*Aim of the exercise*: Reproduce the material below verbatim, omitting the pictures from your answer.

*Information provided*:
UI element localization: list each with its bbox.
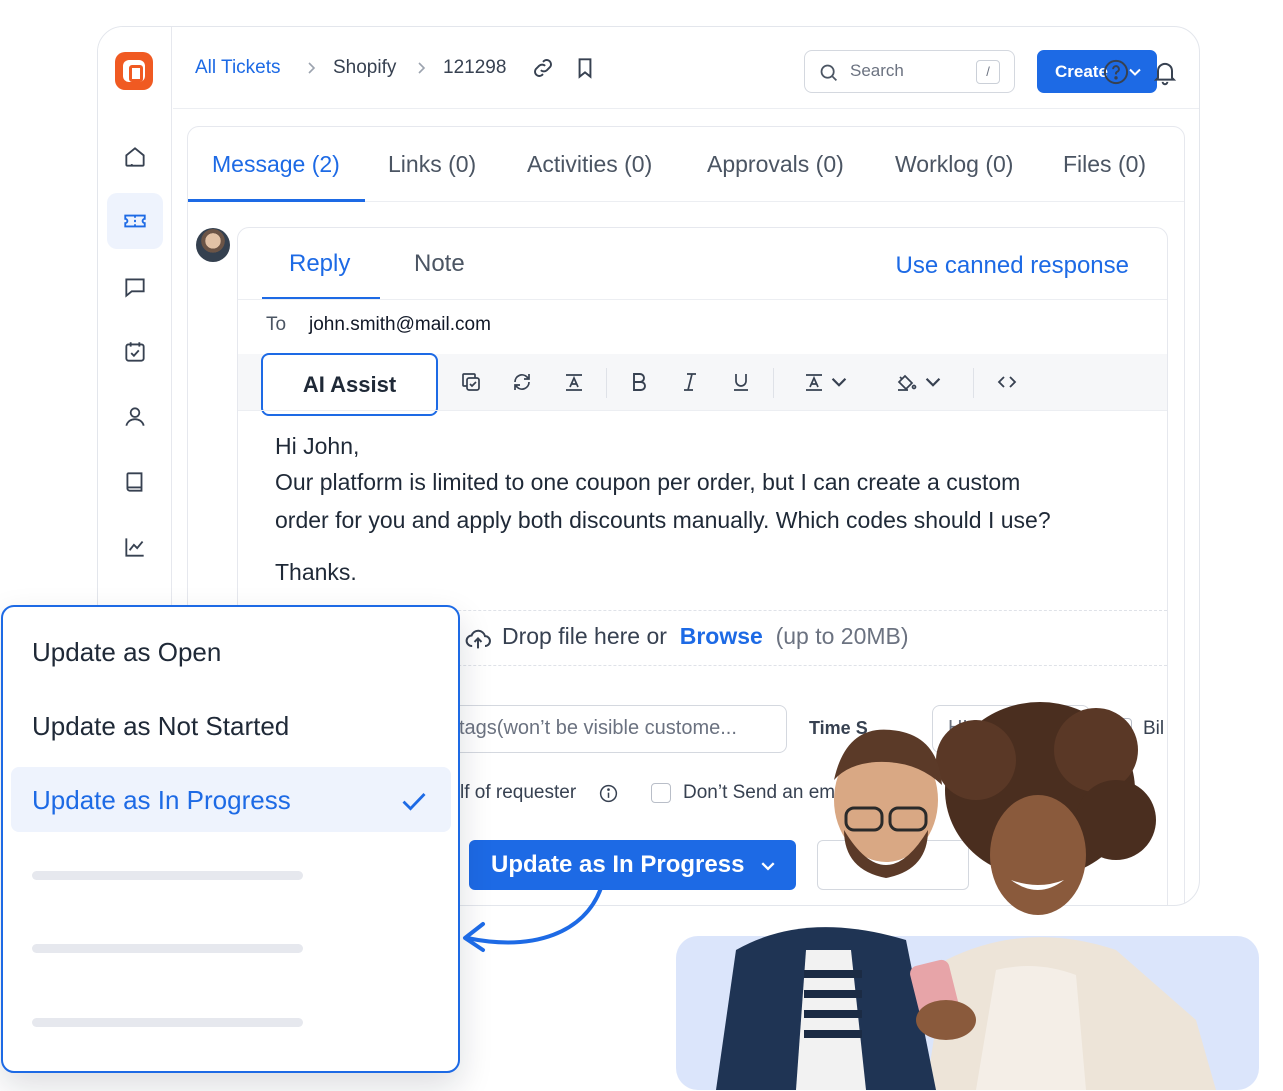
font-color-icon[interactable]	[801, 369, 827, 395]
placeholder-option	[32, 944, 303, 953]
option-update-in-progress[interactable]: Update as In Progress	[32, 785, 291, 816]
create-button-label: Create	[1055, 62, 1108, 81]
people-photo	[716, 702, 1216, 1090]
underline-icon[interactable]	[728, 369, 754, 395]
breadcrumb-company[interactable]: Shopify	[333, 56, 396, 80]
toolbar-separator	[973, 368, 974, 398]
search-placeholder: Search	[850, 61, 904, 80]
search-icon	[820, 64, 837, 81]
ai-assist-button[interactable]: AI Assist	[261, 353, 438, 416]
chat-icon[interactable]	[107, 259, 163, 315]
tab-message[interactable]: Message (2)	[212, 151, 340, 178]
bold-icon[interactable]	[626, 369, 652, 395]
book-icon[interactable]	[107, 454, 163, 510]
chevron-right-icon	[308, 62, 316, 74]
help-icon[interactable]	[1102, 58, 1130, 86]
tab-note[interactable]: Note	[414, 250, 465, 278]
bookmark-icon[interactable]	[572, 55, 598, 81]
message-greeting[interactable]: Hi John,	[275, 433, 359, 460]
text-format-icon[interactable]	[561, 369, 587, 395]
option-update-open[interactable]: Update as Open	[32, 637, 221, 668]
info-icon[interactable]	[598, 783, 619, 804]
user-icon[interactable]	[107, 389, 163, 445]
search-input[interactable]: Search /	[804, 50, 1015, 93]
option-update-not-started[interactable]: Update as Not Started	[32, 711, 289, 742]
to-email[interactable]: john.smith@mail.com	[309, 314, 491, 336]
dont-send-email-checkbox[interactable]	[651, 783, 671, 803]
bell-icon[interactable]	[1151, 58, 1179, 86]
divider	[238, 299, 1167, 300]
tab-approvals[interactable]: Approvals (0)	[707, 151, 844, 178]
upload-cloud-icon	[465, 629, 491, 649]
highlight-icon[interactable]	[893, 369, 919, 395]
brand-logo[interactable]	[115, 52, 153, 90]
tab-worklog[interactable]: Worklog (0)	[895, 151, 1013, 178]
chevron-down-icon[interactable]	[830, 369, 848, 395]
chevron-down-icon	[1129, 68, 1141, 76]
message-line-1[interactable]: Our platform is limited to one coupon pe…	[275, 469, 1020, 496]
tab-reply[interactable]: Reply	[289, 250, 350, 278]
refresh-icon[interactable]	[509, 369, 535, 395]
dropzone-size-hint: (up to 20MB)	[775, 623, 909, 649]
placeholder-option	[32, 1018, 303, 1027]
copy-icon[interactable]	[458, 369, 484, 395]
chevron-down-icon[interactable]	[924, 369, 942, 395]
tab-links[interactable]: Links (0)	[388, 151, 476, 178]
link-icon[interactable]	[530, 55, 556, 81]
message-signoff[interactable]: Thanks.	[275, 559, 357, 586]
to-label: To	[266, 314, 287, 335]
agent-avatar	[196, 228, 230, 262]
browse-link[interactable]: Browse	[680, 623, 763, 649]
search-shortcut-key: /	[976, 60, 1000, 84]
toolbar-separator	[773, 368, 774, 398]
curved-arrow-icon	[463, 886, 603, 952]
top-bar: All Tickets Shopify 121298 Search / Crea…	[173, 27, 1199, 109]
tab-files[interactable]: Files (0)	[1063, 151, 1146, 178]
code-icon[interactable]	[994, 369, 1020, 395]
canned-response-link[interactable]: Use canned response	[896, 252, 1129, 280]
breadcrumb-ticket-id: 121298	[443, 57, 507, 78]
active-tab-indicator	[188, 199, 365, 202]
ticket-icon[interactable]	[107, 193, 163, 249]
behalf-of-requester-label: lf of requester	[460, 782, 577, 803]
home-icon[interactable]	[107, 129, 163, 185]
checkmark-icon	[402, 793, 426, 811]
chevron-right-icon	[418, 62, 426, 74]
italic-icon[interactable]	[677, 369, 703, 395]
message-line-2[interactable]: order for you and apply both discounts m…	[275, 507, 1051, 534]
dropzone-text: Drop file here or Browse (up to 20MB)	[502, 623, 909, 650]
dropzone-label: Drop file here or	[502, 623, 667, 649]
divider	[238, 410, 1167, 411]
chart-icon[interactable]	[107, 519, 163, 575]
editor-toolbar: AI Assist	[238, 353, 1167, 416]
placeholder-option	[32, 871, 303, 880]
calendar-check-icon[interactable]	[107, 324, 163, 380]
breadcrumb-all-tickets[interactable]: All Tickets	[195, 56, 281, 80]
toolbar-separator	[606, 368, 607, 398]
create-button[interactable]: Create	[1037, 50, 1157, 93]
tab-activities[interactable]: Activities (0)	[527, 151, 652, 178]
status-dropdown-menu: Update as Open Update as Not Started Upd…	[1, 605, 460, 1073]
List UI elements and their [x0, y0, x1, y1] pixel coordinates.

*Answer*:
UI element localization: list each with its bbox.
font-color-icon[interactable]	[801, 369, 827, 395]
placeholder-option	[32, 944, 303, 953]
option-update-in-progress[interactable]: Update as In Progress	[32, 785, 291, 816]
create-button-label: Create	[1055, 62, 1108, 81]
people-photo	[716, 702, 1216, 1090]
underline-icon[interactable]	[728, 369, 754, 395]
breadcrumb-company[interactable]: Shopify	[333, 56, 396, 80]
toolbar-separator	[973, 368, 974, 398]
search-placeholder: Search	[850, 61, 904, 80]
search-icon	[820, 64, 837, 81]
ai-assist-button[interactable]: AI Assist	[261, 353, 438, 416]
chat-icon[interactable]	[107, 259, 163, 315]
tab-message[interactable]: Message (2)	[212, 151, 340, 178]
bold-icon[interactable]	[626, 369, 652, 395]
book-icon[interactable]	[107, 454, 163, 510]
chevron-right-icon	[308, 62, 316, 74]
help-icon[interactable]	[1102, 58, 1130, 86]
tab-note[interactable]: Note	[414, 250, 465, 278]
bookmark-icon[interactable]	[572, 55, 598, 81]
message-greeting[interactable]: Hi John,	[275, 433, 359, 460]
text-format-icon[interactable]	[561, 369, 587, 395]
option-update-open[interactable]: Update as Open	[32, 637, 221, 668]
info-icon[interactable]	[598, 783, 619, 804]
user-icon[interactable]	[107, 389, 163, 445]
search-input[interactable]: Search /	[804, 50, 1015, 93]
option-update-not-started[interactable]: Update as Not Started	[32, 711, 289, 742]
to-email[interactable]: john.smith@mail.com	[309, 314, 491, 336]
dont-send-email-checkbox[interactable]	[651, 783, 671, 803]
bell-icon[interactable]	[1151, 58, 1179, 86]
divider	[238, 299, 1167, 300]
tab-approvals[interactable]: Approvals (0)	[707, 151, 844, 178]
upload-cloud-icon	[465, 629, 491, 649]
highlight-icon[interactable]	[893, 369, 919, 395]
brand-logo[interactable]	[115, 52, 153, 90]
tab-worklog[interactable]: Worklog (0)	[895, 151, 1013, 178]
chevron-down-icon[interactable]	[830, 369, 848, 395]
chevron-down-icon	[1129, 68, 1141, 76]
message-line-1[interactable]: Our platform is limited to one coupon pe…	[275, 469, 1020, 496]
tab-reply[interactable]: Reply	[289, 250, 350, 278]
refresh-icon[interactable]	[509, 369, 535, 395]
dropzone-size-hint: (up to 20MB)	[775, 623, 909, 649]
placeholder-option	[32, 1018, 303, 1027]
copy-icon[interactable]	[458, 369, 484, 395]
chevron-down-icon[interactable]	[924, 369, 942, 395]
tab-links[interactable]: Links (0)	[388, 151, 476, 178]
link-icon[interactable]	[530, 55, 556, 81]
message-signoff[interactable]: Thanks.	[275, 559, 357, 586]
to-label: To	[266, 314, 287, 335]
agent-avatar	[196, 228, 230, 262]
browse-link[interactable]: Browse	[680, 623, 763, 649]
search-shortcut-key: /	[976, 60, 1000, 84]
toolbar-separator	[773, 368, 774, 398]
curved-arrow-icon	[463, 886, 603, 952]
top-bar: All Tickets Shopify 121298 Search / Crea…	[173, 27, 1199, 109]
tab-files[interactable]: Files (0)	[1063, 151, 1146, 178]
code-icon[interactable]	[994, 369, 1020, 395]
canned-response-link[interactable]: Use canned response	[896, 252, 1129, 280]
breadcrumb-ticket-id: 121298	[443, 57, 507, 78]
active-tab-indicator	[188, 199, 365, 202]
ticket-icon[interactable]	[107, 193, 163, 249]
behalf-of-requester-label: lf of requester	[460, 782, 577, 803]
home-icon[interactable]	[107, 129, 163, 185]
checkmark-icon	[402, 793, 426, 811]
chevron-right-icon	[418, 62, 426, 74]
italic-icon[interactable]	[677, 369, 703, 395]
message-line-2[interactable]: order for you and apply both discounts m…	[275, 507, 1051, 534]
dropzone-text: Drop file here or Browse (up to 20MB)	[502, 623, 909, 650]
dropzone-label: Drop file here or	[502, 623, 667, 649]
divider	[238, 410, 1167, 411]
chart-icon[interactable]	[107, 519, 163, 575]
editor-toolbar: AI Assist	[238, 353, 1167, 416]
placeholder-option	[32, 871, 303, 880]
calendar-check-icon[interactable]	[107, 324, 163, 380]
breadcrumb-all-tickets[interactable]: All Tickets	[195, 56, 281, 80]
toolbar-separator	[606, 368, 607, 398]
create-button[interactable]: Create	[1037, 50, 1157, 93]
tab-activities[interactable]: Activities (0)	[527, 151, 652, 178]
status-dropdown-menu: Update as Open Update as Not Started Upd…	[1, 605, 460, 1073]
List UI elements and their [x0, y0, x1, y1] pixel coordinates.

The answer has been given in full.